● STATED PROBLEM:
Can you output the records below exactly as they are written?

Recorded data:
──────────
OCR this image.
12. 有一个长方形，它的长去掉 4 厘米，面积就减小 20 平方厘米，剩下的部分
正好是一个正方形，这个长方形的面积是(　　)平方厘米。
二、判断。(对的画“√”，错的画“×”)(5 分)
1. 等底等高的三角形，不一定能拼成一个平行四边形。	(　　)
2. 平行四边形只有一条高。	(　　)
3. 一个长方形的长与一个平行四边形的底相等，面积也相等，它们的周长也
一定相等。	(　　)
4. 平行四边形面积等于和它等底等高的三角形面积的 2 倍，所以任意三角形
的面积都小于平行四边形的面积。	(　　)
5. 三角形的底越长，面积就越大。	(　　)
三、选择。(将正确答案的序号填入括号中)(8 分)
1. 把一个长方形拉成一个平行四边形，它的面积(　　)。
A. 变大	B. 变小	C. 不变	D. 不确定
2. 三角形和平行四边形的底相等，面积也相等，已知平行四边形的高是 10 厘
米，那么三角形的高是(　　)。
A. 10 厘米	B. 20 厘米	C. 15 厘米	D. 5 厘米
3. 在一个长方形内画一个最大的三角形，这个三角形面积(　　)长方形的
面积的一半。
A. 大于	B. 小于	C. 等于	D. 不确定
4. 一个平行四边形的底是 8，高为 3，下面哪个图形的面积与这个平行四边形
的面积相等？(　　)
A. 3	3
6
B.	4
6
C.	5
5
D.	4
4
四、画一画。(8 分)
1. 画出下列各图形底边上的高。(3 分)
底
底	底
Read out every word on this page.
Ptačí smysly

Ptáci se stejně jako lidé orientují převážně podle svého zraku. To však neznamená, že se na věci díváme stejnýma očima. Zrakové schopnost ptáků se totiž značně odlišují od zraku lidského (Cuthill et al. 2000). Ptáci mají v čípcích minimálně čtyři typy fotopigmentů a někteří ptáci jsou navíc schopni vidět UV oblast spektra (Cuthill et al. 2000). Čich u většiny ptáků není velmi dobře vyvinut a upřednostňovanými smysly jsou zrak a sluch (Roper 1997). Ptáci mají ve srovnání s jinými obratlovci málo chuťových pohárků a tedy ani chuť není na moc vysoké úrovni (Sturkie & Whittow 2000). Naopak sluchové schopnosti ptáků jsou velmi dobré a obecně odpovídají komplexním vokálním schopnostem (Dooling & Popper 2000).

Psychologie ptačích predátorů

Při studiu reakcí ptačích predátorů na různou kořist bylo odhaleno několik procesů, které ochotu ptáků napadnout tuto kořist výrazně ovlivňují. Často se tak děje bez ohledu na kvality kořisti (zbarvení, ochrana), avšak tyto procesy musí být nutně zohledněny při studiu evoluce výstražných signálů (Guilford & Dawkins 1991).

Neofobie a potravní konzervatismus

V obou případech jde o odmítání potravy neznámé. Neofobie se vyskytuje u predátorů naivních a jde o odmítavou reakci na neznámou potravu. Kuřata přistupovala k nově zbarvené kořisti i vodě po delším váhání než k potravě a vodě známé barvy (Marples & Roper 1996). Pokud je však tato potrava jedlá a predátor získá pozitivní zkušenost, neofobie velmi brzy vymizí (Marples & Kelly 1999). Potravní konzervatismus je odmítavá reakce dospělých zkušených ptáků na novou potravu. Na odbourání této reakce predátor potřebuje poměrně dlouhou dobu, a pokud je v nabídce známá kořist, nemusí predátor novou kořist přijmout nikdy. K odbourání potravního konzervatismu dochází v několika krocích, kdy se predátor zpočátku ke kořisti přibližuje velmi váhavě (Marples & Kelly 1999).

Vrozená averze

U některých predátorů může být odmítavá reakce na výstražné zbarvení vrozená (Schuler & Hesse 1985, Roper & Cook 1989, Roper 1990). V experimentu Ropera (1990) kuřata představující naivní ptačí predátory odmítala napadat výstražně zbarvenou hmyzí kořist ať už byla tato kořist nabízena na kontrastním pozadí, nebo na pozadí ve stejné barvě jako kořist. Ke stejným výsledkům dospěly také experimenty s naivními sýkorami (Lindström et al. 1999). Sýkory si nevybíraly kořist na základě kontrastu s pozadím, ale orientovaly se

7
──────────
● CORRECT RESULT:
OCR this image.
12. 有一个长方形，它的长去掉 4 厘米，面积就减小 20 平方厘米，剩下的部分
正好是一个正方形，这个长方形的面积是(　　)平方厘米。
二、判断。(对的画“√”，错的画“×”)(5 分)
1. 等底等高的三角形，不一定能拼成一个平行四边形。	(　　)
2. 平行四边形只有一条高。	(　　)
3. 一个长方形的长与一个平行四边形的底相等，面积也相等，它们的周长也
一定相等。	(　　)
4. 平行四边形面积等于和它等底等高的三角形面积的 2 倍，所以任意三角形
的面积都小于平行四边形的面积。	(　　)
5. 三角形的底越长，面积就越大。	(　　)
三、选择。(将正确答案的序号填入括号中)(8 分)
1. 把一个长方形拉成一个平行四边形，它的面积(　　)。
A. 变大	B. 变小	C. 不变	D. 不确定
2. 三角形和平行四边形的底相等，面积也相等，已知平行四边形的高是 10 厘
米，那么三角形的高是(　　)。
A. 10 厘米	B. 20 厘米	C. 15 厘米	D. 5 厘米
3. 在一个长方形内画一个最大的三角形，这个三角形面积(　　)长方形的
面积的一半。
A. 大于	B. 小于	C. 等于	D. 不确定
4. 一个平行四边形的底是 8，高为 3，下面哪个图形的面积与这个平行四边形
的面积相等？(　　)
A. 3	3
6
B.	4
6
C.	5
5
D.	4
4
四、画一画。(8 分)
1. 画出下列各图形底边上的高。(3 分)
底
底	底
Read out every word on this page.
Ptačí smysly

Ptáci se stejně jako lidé orientují převážně podle svého zraku. To však neznamená, že se na věci díváme stejnýma očima. Zrakové schopnost ptáků se totiž značně odlišují od zraku lidského (Cuthill et al. 2000). Ptáci mají v čípcích minimálně čtyři typy fotopigmentů a někteří ptáci jsou navíc schopni vidět UV oblast spektra (Cuthill et al. 2000). Čich u většiny ptáků není velmi dobře vyvinut a upřednostňovanými smysly jsou zrak a sluch (Roper 1997). Ptáci mají ve srovnání s jinými obratlovci málo chuťových pohárků a tedy ani chuť není na moc vysoké úrovni (Sturkie & Whittow 2000). Naopak sluchové schopnosti ptáků jsou velmi dobré a obecně odpovídají komplexním vokálním schopnostem (Dooling & Popper 2000).

Psychologie ptačích predátorů

Při studiu reakcí ptačích predátorů na různou kořist bylo odhaleno několik procesů, které ochotu ptáků napadnout tuto kořist výrazně ovlivňují. Často se tak děje bez ohledu na kvality kořisti (zbarvení, ochrana), avšak tyto procesy musí být nutně zohledněny při studiu evoluce výstražných signálů (Guilford & Dawkins 1991).

Neofobie a potravní konzervatismus

V obou případech jde o odmítání potravy neznámé. Neofobie se vyskytuje u predátorů naivních a jde o odmítavou reakci na neznámou potravu. Kuřata přistupovala k nově zbarvené kořisti i vodě po delším váhání než k potravě a vodě známé barvy (Marples & Roper 1996). Pokud je však tato potrava jedlá a predátor získá pozitivní zkušenost, neofobie velmi brzy vymizí (Marples & Kelly 1999). Potravní konzervatismus je odmítavá reakce dospělých zkušených ptáků na novou potravu. Na odbourání této reakce predátor potřebuje poměrně dlouhou dobu, a pokud je v nabídce známá kořist, nemusí predátor novou kořist přijmout nikdy. K odbourání potravního konzervatismu dochází v několika krocích, kdy se predátor zpočátku ke kořisti přibližuje velmi váhavě (Marples & Kelly 1999).

Vrozená averze

U některých predátorů může být odmítavá reakce na výstražné zbarvení vrozená (Schuler & Hesse 1985, Roper & Cook 1989, Roper 1990). V experimentu Ropera (1990) kuřata představující naivní ptačí predátory odmítala napadat výstražně zbarvenou hmyzí kořist ať už byla tato kořist nabízena na kontrastním pozadí, nebo na pozadí ve stejné barvě jako kořist. Ke stejným výsledkům dospěly také experimenty s naivními sýkorami (Lindström et al. 1999). Sýkory si nevybíraly kořist na základě kontrastu s pozadím, ale orientovaly se

7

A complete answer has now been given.